--- Start ---

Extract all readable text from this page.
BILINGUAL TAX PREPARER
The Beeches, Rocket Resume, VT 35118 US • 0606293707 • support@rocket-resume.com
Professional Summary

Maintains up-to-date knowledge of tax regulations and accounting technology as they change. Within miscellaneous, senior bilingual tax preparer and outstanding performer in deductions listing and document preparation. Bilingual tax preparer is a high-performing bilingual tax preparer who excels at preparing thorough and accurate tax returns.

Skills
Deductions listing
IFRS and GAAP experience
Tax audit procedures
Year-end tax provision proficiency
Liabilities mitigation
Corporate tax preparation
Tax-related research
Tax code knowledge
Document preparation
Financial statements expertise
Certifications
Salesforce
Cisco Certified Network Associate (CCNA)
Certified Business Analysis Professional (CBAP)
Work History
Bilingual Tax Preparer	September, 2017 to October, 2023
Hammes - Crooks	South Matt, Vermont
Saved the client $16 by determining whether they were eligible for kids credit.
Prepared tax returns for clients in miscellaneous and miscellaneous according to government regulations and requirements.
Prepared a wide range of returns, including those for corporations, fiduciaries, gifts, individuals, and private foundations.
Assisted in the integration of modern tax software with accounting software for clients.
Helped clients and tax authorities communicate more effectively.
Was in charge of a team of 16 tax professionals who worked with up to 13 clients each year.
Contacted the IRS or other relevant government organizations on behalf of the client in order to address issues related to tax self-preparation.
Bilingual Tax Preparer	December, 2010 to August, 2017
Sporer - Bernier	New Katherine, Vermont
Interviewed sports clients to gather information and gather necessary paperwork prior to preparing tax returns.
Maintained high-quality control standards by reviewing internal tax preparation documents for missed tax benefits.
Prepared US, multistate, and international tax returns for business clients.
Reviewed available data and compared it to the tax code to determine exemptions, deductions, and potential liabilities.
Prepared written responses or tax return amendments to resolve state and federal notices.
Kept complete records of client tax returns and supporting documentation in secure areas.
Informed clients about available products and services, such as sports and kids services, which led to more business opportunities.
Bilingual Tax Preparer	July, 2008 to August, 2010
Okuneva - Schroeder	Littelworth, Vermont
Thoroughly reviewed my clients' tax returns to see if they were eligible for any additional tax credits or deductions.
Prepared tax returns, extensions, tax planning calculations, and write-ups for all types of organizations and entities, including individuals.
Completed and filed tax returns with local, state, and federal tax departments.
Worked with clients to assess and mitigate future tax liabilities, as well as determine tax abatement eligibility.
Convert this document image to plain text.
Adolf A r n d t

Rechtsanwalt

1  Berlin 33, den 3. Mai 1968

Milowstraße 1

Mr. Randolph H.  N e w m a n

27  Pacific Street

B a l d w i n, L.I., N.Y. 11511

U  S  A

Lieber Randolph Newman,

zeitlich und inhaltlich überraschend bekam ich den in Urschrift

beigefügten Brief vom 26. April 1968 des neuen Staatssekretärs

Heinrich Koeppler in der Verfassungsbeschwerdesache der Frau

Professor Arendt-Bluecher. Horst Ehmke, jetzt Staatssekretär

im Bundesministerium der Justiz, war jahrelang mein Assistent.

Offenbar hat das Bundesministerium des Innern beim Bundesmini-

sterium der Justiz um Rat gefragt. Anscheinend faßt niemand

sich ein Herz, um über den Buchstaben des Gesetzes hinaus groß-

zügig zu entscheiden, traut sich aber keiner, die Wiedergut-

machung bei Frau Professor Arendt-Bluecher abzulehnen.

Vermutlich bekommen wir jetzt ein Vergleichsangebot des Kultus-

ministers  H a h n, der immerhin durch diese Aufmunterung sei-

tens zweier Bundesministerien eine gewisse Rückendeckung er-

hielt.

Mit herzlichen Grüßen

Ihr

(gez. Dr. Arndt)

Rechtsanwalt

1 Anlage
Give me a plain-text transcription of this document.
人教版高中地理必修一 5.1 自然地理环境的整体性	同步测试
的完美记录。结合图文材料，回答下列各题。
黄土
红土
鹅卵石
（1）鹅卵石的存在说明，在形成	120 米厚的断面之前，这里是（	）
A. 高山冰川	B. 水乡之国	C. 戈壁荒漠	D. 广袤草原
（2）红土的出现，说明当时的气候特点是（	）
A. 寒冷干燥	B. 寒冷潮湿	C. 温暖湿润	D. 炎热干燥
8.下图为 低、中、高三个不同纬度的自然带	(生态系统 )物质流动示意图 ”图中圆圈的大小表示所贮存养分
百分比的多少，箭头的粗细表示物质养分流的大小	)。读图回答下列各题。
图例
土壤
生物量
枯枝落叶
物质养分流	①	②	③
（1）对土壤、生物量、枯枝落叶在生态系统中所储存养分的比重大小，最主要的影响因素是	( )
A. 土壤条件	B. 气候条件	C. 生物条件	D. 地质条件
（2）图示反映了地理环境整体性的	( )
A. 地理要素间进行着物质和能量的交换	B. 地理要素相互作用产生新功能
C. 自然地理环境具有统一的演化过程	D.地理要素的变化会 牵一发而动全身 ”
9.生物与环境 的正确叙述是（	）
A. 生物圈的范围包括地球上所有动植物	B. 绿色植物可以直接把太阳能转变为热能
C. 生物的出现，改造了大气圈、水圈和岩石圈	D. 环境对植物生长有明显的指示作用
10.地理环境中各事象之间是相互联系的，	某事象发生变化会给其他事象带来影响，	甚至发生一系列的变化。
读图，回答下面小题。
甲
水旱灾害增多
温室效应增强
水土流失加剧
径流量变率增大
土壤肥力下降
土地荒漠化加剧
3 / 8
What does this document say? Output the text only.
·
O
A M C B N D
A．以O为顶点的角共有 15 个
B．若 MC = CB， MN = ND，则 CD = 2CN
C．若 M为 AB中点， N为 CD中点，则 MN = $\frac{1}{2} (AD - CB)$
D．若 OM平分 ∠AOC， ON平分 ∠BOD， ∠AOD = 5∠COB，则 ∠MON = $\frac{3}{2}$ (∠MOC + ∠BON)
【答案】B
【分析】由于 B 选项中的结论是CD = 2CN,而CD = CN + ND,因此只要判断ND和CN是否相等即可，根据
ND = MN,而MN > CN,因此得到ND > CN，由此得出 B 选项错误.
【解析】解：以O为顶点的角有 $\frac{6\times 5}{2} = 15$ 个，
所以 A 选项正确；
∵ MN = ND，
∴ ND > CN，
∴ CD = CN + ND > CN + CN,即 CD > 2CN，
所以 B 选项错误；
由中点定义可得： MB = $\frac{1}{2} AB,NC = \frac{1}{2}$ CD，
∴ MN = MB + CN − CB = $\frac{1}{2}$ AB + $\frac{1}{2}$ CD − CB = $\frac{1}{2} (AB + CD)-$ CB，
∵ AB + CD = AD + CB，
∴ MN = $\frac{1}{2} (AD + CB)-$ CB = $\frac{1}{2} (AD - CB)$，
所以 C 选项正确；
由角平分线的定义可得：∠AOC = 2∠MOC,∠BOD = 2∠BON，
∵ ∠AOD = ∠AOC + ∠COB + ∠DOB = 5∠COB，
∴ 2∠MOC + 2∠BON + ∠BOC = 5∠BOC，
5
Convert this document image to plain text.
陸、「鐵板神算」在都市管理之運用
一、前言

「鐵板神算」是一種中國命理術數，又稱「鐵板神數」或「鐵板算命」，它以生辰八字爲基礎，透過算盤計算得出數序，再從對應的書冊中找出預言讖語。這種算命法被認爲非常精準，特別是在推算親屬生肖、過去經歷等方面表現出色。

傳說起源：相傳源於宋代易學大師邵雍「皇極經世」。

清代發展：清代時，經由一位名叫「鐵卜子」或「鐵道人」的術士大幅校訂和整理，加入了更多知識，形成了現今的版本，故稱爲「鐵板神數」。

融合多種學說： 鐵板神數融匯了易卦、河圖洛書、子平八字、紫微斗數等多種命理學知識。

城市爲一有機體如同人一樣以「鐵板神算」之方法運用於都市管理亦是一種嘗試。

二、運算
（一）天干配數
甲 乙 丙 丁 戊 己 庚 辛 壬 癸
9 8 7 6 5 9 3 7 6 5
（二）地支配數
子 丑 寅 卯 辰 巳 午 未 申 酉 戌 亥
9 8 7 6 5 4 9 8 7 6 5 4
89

--- End ---

■ PROMPT ■
From the records above, copy every line that holds the word "Randolph".

■ TASK OUTPUT ■
Mr. Randolph H.  N e w m a n
Lieber Randolph Newman,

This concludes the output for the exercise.